(Stored data entries)
--- START ---
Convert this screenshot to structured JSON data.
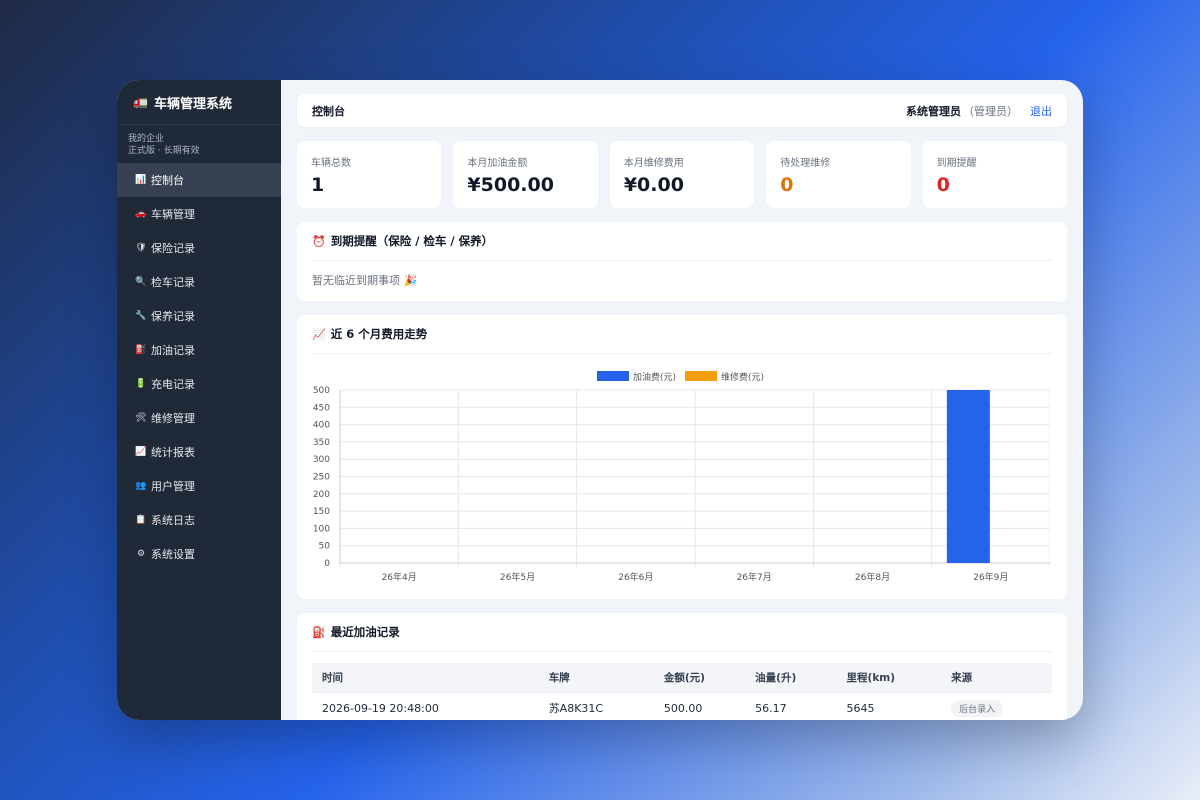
{
  "sidebar": {
    "brand_icon": "🚛",
    "brand_title": "车辆管理系统",
    "org_name": "我的企业",
    "org_plan": "正式版 · 长期有效",
    "items": [
      {
        "icon": "📊",
        "label": "控制台",
        "active": true
      },
      {
        "icon": "🚗",
        "label": "车辆管理"
      },
      {
        "icon": "🛡",
        "label": "保险记录"
      },
      {
        "icon": "🔍",
        "label": "检车记录"
      },
      {
        "icon": "🔧",
        "label": "保养记录"
      },
      {
        "icon": "⛽",
        "label": "加油记录"
      },
      {
        "icon": "🔋",
        "label": "充电记录"
      },
      {
        "icon": "🛠",
        "label": "维修管理"
      },
      {
        "icon": "📈",
        "label": "统计报表"
      },
      {
        "icon": "👥",
        "label": "用户管理"
      },
      {
        "icon": "📋",
        "label": "系统日志"
      },
      {
        "icon": "⚙",
        "label": "系统设置"
      }
    ]
  },
  "topbar": {
    "title": "控制台",
    "admin_name": "系统管理员",
    "admin_role": "（管理员）",
    "logout": "退出"
  },
  "stats": [
    {
      "label": "车辆总数",
      "value": "1",
      "tone": ""
    },
    {
      "label": "本月加油金额",
      "value": "¥500.00",
      "tone": ""
    },
    {
      "label": "本月维修费用",
      "value": "¥0.00",
      "tone": ""
    },
    {
      "label": "待处理维修",
      "value": "0",
      "tone": "orange"
    },
    {
      "label": "到期提醒",
      "value": "0",
      "tone": "red"
    }
  ],
  "reminder": {
    "icon": "⏰",
    "title": "到期提醒（保险 / 检车 / 保养）",
    "empty_text": "暂无临近到期事项 🎉"
  },
  "trend": {
    "icon": "📈",
    "title": "近 6 个月费用走势"
  },
  "chart_data": {
    "type": "bar",
    "categories": [
      "26年4月",
      "26年5月",
      "26年6月",
      "26年7月",
      "26年8月",
      "26年9月"
    ],
    "series": [
      {
        "name": "加油费(元)",
        "values": [
          0,
          0,
          0,
          0,
          0,
          500
        ],
        "color": "#2563eb"
      },
      {
        "name": "维修费(元)",
        "values": [
          0,
          0,
          0,
          0,
          0,
          0
        ],
        "color": "#f59e0b"
      }
    ],
    "ylim": [
      0,
      500
    ],
    "yticks": [
      0,
      50,
      100,
      150,
      200,
      250,
      300,
      350,
      400,
      450,
      500
    ],
    "grid": true,
    "legend": "top-center"
  },
  "fuel": {
    "icon": "⛽",
    "title": "最近加油记录",
    "columns": [
      "时间",
      "车牌",
      "金额(元)",
      "油量(升)",
      "里程(km)",
      "来源"
    ],
    "rows": [
      [
        "2026-09-19 20:48:00",
        "苏A8K31C",
        "500.00",
        "56.17",
        "5645",
        "后台录入"
      ]
    ]
  }
}
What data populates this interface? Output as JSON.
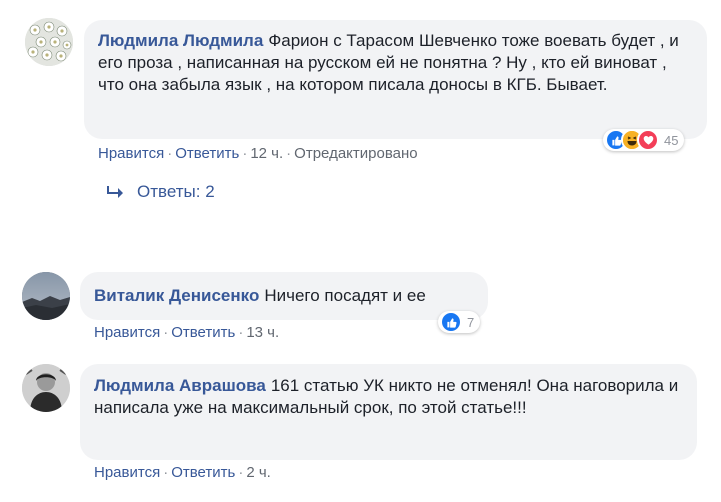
{
  "comments": [
    {
      "author": "Людмила Людмила",
      "text": "Фарион с Тарасом Шевченко тоже воевать будет , и его проза , написанная на русском ей не понятна ? Ну , кто ей виноват , что она забыла язык , на котором писала доносы в КГБ. Бывает.",
      "like_label": "Нравится",
      "reply_label": "Ответить",
      "time": "12 ч.",
      "edited_label": "Отредактировано",
      "reaction_count": "45",
      "reaction_icons": [
        "like-icon",
        "haha-icon",
        "love-icon"
      ],
      "replies_label": "Ответы: 2"
    },
    {
      "author": "Виталик Денисенко",
      "text": "Ничего посадят и ее",
      "like_label": "Нравится",
      "reply_label": "Ответить",
      "time": "13 ч.",
      "reaction_count": "7",
      "reaction_icons": [
        "like-icon"
      ]
    },
    {
      "author": "Людмила Аврашова",
      "text": "161 статью УК никто не отменял! Она наговорила и написала уже на максимальный срок, по этой статье!!!",
      "like_label": "Нравится",
      "reply_label": "Ответить",
      "time": "2 ч."
    }
  ],
  "colors": {
    "link": "#385898",
    "bubble": "#f2f3f5",
    "meta": "#616770",
    "like": "#1877f2",
    "love": "#f33e58",
    "haha": "#f7b125"
  }
}
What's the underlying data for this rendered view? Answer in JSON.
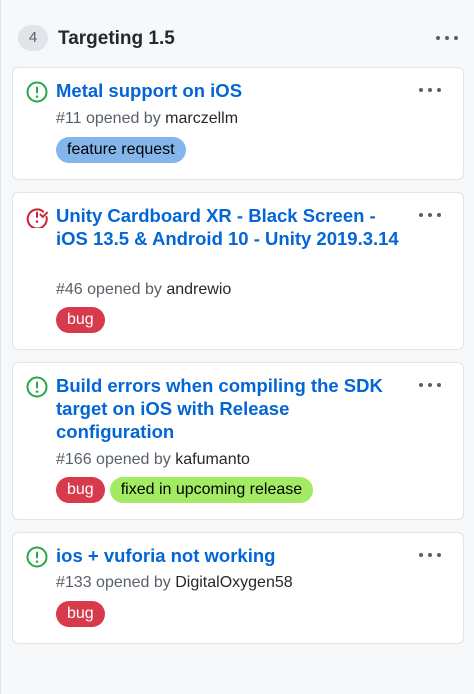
{
  "column": {
    "count": "4",
    "title": "Targeting 1.5",
    "menu_icon": "kebab-horizontal-icon"
  },
  "colors": {
    "open_issue": "#28a745",
    "closed_issue": "#cb2431",
    "link": "#0366d6",
    "feature_request": "#84b6eb",
    "bug": "#d73a4a",
    "fixed": "#a2eb62"
  },
  "cards": [
    {
      "status": "open",
      "icon": "issue-opened-icon",
      "title": "Metal support on iOS",
      "number": "#11",
      "opened_by": "opened by",
      "author": "marczellm",
      "labels": [
        {
          "name": "feature request",
          "color": "#84b6eb",
          "text_color": "#000000"
        }
      ]
    },
    {
      "status": "closed",
      "icon": "issue-closed-icon",
      "title": "Unity Cardboard XR - Black Screen - iOS 13.5 & Android 10 - Unity 2019.3.14",
      "number": "#46",
      "opened_by": "opened by",
      "author": "andrewio",
      "labels": [
        {
          "name": "bug",
          "color": "#d73a4a",
          "text_color": "#ffffff"
        }
      ]
    },
    {
      "status": "open",
      "icon": "issue-opened-icon",
      "title": "Build errors when compiling the SDK target on iOS with Release configuration",
      "number": "#166",
      "opened_by": "opened by",
      "author": "kafumanto",
      "labels": [
        {
          "name": "bug",
          "color": "#d73a4a",
          "text_color": "#ffffff"
        },
        {
          "name": "fixed in upcoming release",
          "color": "#a2eb62",
          "text_color": "#000000"
        }
      ]
    },
    {
      "status": "open",
      "icon": "issue-opened-icon",
      "title": "ios + vuforia not working",
      "number": "#133",
      "opened_by": "opened by",
      "author": "DigitalOxygen58",
      "labels": [
        {
          "name": "bug",
          "color": "#d73a4a",
          "text_color": "#ffffff"
        }
      ]
    }
  ]
}
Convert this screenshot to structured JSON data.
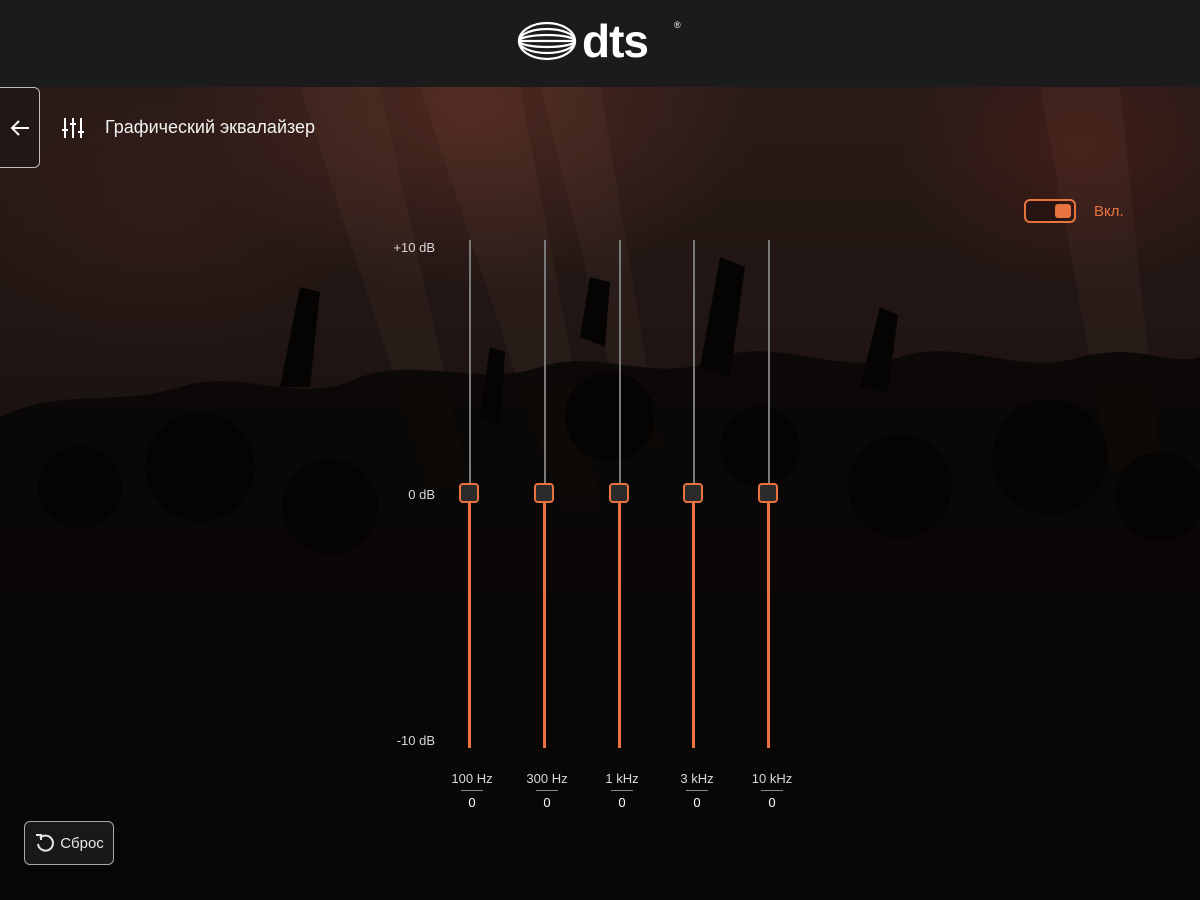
--- END ---
## Problem statement
Images should not appear in the copy; retype the listing above exactly.

## Exercise output
Convert this screenshot to structured JSON data.
{
  "sidebar": {
    "brand_icon": "🚛",
    "brand_title": "车辆管理系统",
    "org_name": "我的企业",
    "org_plan": "正式版 · 长期有效",
    "items": [
      {
        "icon": "📊",
        "label": "控制台",
        "active": true
      },
      {
        "icon": "🚗",
        "label": "车辆管理"
      },
      {
        "icon": "🛡",
        "label": "保险记录"
      },
      {
        "icon": "🔍",
        "label": "检车记录"
      },
      {
        "icon": "🔧",
        "label": "保养记录"
      },
      {
        "icon": "⛽",
        "label": "加油记录"
      },
      {
        "icon": "🔋",
        "label": "充电记录"
      },
      {
        "icon": "🛠",
        "label": "维修管理"
      },
      {
        "icon": "📈",
        "label": "统计报表"
      },
      {
        "icon": "👥",
        "label": "用户管理"
      },
      {
        "icon": "📋",
        "label": "系统日志"
      },
      {
        "icon": "⚙",
        "label": "系统设置"
      }
    ]
  },
  "topbar": {
    "title": "控制台",
    "admin_name": "系统管理员",
    "admin_role": "（管理员）",
    "logout": "退出"
  },
  "stats": [
    {
      "label": "车辆总数",
      "value": "1",
      "tone": ""
    },
    {
      "label": "本月加油金额",
      "value": "¥500.00",
      "tone": ""
    },
    {
      "label": "本月维修费用",
      "value": "¥0.00",
      "tone": ""
    },
    {
      "label": "待处理维修",
      "value": "0",
      "tone": "orange"
    },
    {
      "label": "到期提醒",
      "value": "0",
      "tone": "red"
    }
  ],
  "reminder": {
    "icon": "⏰",
    "title": "到期提醒（保险 / 检车 / 保养）",
    "empty_text": "暂无临近到期事项 🎉"
  },
  "trend": {
    "icon": "📈",
    "title": "近 6 个月费用走势"
  },
  "chart_data": {
    "type": "bar",
    "categories": [
      "26年4月",
      "26年5月",
      "26年6月",
      "26年7月",
      "26年8月",
      "26年9月"
    ],
    "series": [
      {
        "name": "加油费(元)",
        "values": [
          0,
          0,
          0,
          0,
          0,
          500
        ],
        "color": "#2563eb"
      },
      {
        "name": "维修费(元)",
        "values": [
          0,
          0,
          0,
          0,
          0,
          0
        ],
        "color": "#f59e0b"
      }
    ],
    "ylim": [
      0,
      500
    ],
    "yticks": [
      0,
      50,
      100,
      150,
      200,
      250,
      300,
      350,
      400,
      450,
      500
    ],
    "grid": true,
    "legend": "top-center"
  },
  "fuel": {
    "icon": "⛽",
    "title": "最近加油记录",
    "columns": [
      "时间",
      "车牌",
      "金额(元)",
      "油量(升)",
      "里程(km)",
      "来源"
    ],
    "rows": [
      [
        "2026-09-19 20:48:00",
        "苏A8K31C",
        "500.00",
        "56.17",
        "5645",
        "后台录入"
      ]
    ]
  }
}
What data populates this interface? Output as JSON.
{
  "comments": [
    {
      "author": "Людмила Людмила",
      "text": "Фарион с Тарасом Шевченко тоже воевать будет , и его проза , написанная на русском ей не понятна ? Ну , кто ей виноват , что она забыла язык , на котором писала доносы в КГБ. Бывает.",
      "like_label": "Нравится",
      "reply_label": "Ответить",
      "time": "12 ч.",
      "edited_label": "Отредактировано",
      "reaction_count": "45",
      "reaction_icons": [
        "like-icon",
        "haha-icon",
        "love-icon"
      ],
      "replies_label": "Ответы: 2"
    },
    {
      "author": "Виталик Денисенко",
      "text": "Ничего посадят и ее",
      "like_label": "Нравится",
      "reply_label": "Ответить",
      "time": "13 ч.",
      "reaction_count": "7",
      "reaction_icons": [
        "like-icon"
      ]
    },
    {
      "author": "Людмила Аврашова",
      "text": "161 статью УК никто не отменял! Она наговорила и написала уже на максимальный срок, по этой статье!!!",
      "like_label": "Нравится",
      "reply_label": "Ответить",
      "time": "2 ч."
    }
  ],
  "colors": {
    "link": "#385898",
    "bubble": "#f2f3f5",
    "meta": "#616770",
    "like": "#1877f2",
    "love": "#f33e58",
    "haha": "#f7b125"
  }
}
What's the underlying data for this rendered view? Answer in JSON.
{
  "column": {
    "count": "4",
    "title": "Targeting 1.5",
    "menu_icon": "kebab-horizontal-icon"
  },
  "colors": {
    "open_issue": "#28a745",
    "closed_issue": "#cb2431",
    "link": "#0366d6",
    "feature_request": "#84b6eb",
    "bug": "#d73a4a",
    "fixed": "#a2eb62"
  },
  "cards": [
    {
      "status": "open",
      "icon": "issue-opened-icon",
      "title": "Metal support on iOS",
      "number": "#11",
      "opened_by": "opened by",
      "author": "marczellm",
      "labels": [
        {
          "name": "feature request",
          "color": "#84b6eb",
          "text_color": "#000000"
        }
      ]
    },
    {
      "status": "closed",
      "icon": "issue-closed-icon",
      "title": "Unity Cardboard XR - Black Screen - iOS 13.5 & Android 10 - Unity 2019.3.14",
      "number": "#46",
      "opened_by": "opened by",
      "author": "andrewio",
      "labels": [
        {
          "name": "bug",
          "color": "#d73a4a",
          "text_color": "#ffffff"
        }
      ]
    },
    {
      "status": "open",
      "icon": "issue-opened-icon",
      "title": "Build errors when compiling the SDK target on iOS with Release configuration",
      "number": "#166",
      "opened_by": "opened by",
      "author": "kafumanto",
      "labels": [
        {
          "name": "bug",
          "color": "#d73a4a",
          "text_color": "#ffffff"
        },
        {
          "name": "fixed in upcoming release",
          "color": "#a2eb62",
          "text_color": "#000000"
        }
      ]
    },
    {
      "status": "open",
      "icon": "issue-opened-icon",
      "title": "ios + vuforia not working",
      "number": "#133",
      "opened_by": "opened by",
      "author": "DigitalOxygen58",
      "labels": [
        {
          "name": "bug",
          "color": "#d73a4a",
          "text_color": "#ffffff"
        }
      ]
    }
  ]
}
Convert this screenshot to structured JSON data.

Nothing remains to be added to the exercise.